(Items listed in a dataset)

** BEGIN **

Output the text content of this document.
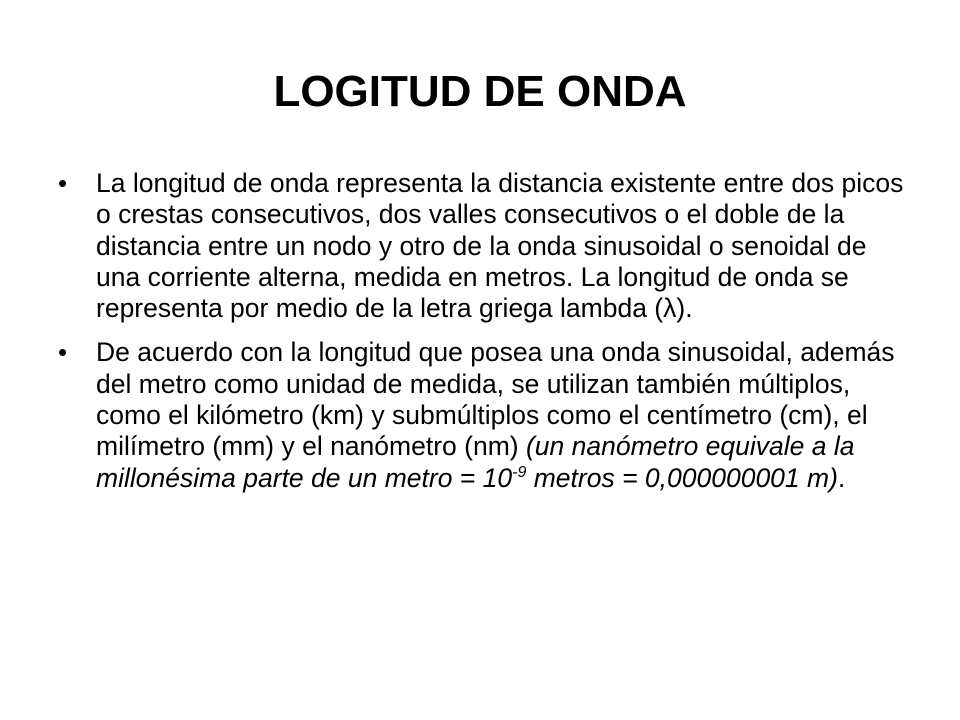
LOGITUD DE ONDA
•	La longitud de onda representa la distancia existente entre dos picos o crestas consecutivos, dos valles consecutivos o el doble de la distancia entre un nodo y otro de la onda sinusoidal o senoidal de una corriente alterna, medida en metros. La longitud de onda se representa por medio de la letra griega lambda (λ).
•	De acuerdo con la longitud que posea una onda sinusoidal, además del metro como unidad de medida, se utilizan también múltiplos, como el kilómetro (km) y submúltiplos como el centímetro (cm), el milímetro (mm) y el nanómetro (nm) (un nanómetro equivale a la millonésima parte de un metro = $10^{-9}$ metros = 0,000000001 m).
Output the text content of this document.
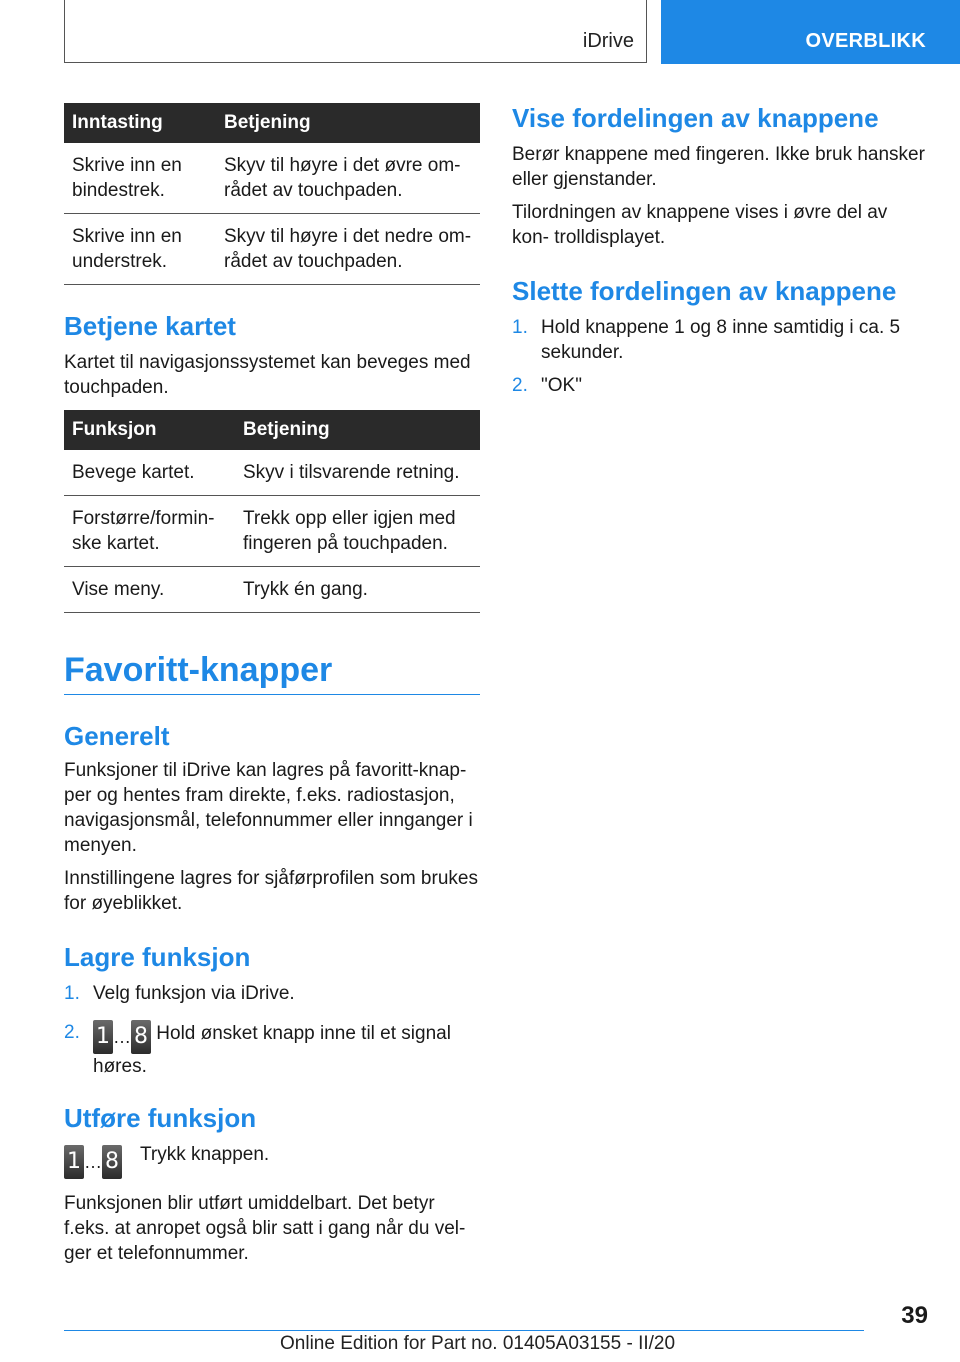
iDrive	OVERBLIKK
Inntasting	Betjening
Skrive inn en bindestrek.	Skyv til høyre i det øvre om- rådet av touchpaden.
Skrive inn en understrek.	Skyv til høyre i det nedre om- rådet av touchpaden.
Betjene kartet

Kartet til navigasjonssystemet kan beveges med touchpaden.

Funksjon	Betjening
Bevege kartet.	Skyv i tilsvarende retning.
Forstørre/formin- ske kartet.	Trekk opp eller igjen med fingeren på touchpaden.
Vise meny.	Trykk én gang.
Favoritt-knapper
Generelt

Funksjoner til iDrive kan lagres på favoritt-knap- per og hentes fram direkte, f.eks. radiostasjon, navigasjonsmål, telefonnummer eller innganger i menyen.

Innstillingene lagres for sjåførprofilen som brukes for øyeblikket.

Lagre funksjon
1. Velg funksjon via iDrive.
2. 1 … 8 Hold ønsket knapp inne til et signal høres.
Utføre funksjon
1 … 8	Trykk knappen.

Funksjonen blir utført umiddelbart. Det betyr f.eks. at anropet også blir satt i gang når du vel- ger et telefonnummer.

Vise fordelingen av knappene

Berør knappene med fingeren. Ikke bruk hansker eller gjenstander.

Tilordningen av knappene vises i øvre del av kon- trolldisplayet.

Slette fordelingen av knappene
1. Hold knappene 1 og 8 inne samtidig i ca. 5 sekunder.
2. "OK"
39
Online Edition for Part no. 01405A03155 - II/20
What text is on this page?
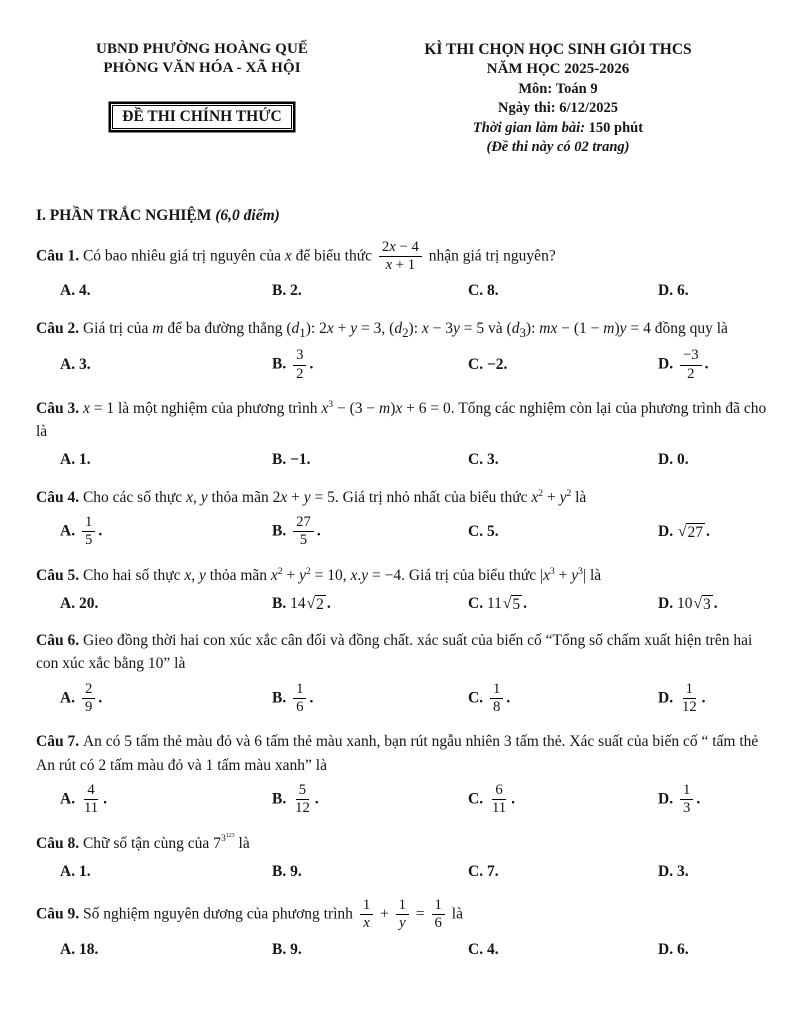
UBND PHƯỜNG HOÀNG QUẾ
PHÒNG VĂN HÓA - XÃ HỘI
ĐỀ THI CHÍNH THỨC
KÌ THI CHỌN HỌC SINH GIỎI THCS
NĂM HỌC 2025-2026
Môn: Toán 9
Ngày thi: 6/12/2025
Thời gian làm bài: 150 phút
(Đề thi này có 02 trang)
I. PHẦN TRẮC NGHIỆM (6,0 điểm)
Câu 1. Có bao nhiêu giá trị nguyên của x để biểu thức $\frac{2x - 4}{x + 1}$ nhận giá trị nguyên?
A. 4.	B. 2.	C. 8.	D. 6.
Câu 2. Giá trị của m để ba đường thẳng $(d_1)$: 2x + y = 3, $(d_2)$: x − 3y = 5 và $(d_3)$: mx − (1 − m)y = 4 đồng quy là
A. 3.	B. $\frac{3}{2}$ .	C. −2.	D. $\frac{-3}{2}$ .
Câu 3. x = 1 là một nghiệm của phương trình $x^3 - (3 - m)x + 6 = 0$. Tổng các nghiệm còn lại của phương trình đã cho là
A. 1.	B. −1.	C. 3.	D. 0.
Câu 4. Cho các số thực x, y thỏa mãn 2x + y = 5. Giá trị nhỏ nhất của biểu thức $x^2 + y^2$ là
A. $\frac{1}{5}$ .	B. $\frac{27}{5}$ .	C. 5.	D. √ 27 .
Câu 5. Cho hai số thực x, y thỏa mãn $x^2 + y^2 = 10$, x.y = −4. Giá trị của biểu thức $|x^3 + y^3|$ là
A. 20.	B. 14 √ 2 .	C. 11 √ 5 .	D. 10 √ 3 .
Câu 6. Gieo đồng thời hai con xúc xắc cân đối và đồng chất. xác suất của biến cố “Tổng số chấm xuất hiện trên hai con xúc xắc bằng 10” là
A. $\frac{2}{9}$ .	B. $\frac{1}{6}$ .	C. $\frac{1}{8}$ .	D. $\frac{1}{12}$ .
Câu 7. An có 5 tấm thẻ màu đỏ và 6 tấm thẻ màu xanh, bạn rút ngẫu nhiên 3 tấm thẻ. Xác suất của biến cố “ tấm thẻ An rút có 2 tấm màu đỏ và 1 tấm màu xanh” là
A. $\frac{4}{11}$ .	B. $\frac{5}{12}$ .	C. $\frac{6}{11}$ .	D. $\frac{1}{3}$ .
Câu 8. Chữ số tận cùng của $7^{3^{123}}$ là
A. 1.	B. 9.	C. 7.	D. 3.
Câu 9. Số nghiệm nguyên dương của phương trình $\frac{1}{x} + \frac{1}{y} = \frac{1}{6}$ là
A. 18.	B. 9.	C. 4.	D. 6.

** END **

**SHORT PROBLEM:**
Scan the records for the string "biến". Copy each line in which it appears.

**EXERCISE OUTPUT:**
Câu 6. Gieo đồng thời hai con xúc xắc cân đối và đồng chất. xác suất của biến cố “Tổng số chấm xuất hiện trên hai con xúc xắc bằng 10” là
Câu 7. An có 5 tấm thẻ màu đỏ và 6 tấm thẻ màu xanh, bạn rút ngẫu nhiên 3 tấm thẻ. Xác suất của biến cố “ tấm thẻ An rút có 2 tấm màu đỏ và 1 tấm màu xanh” là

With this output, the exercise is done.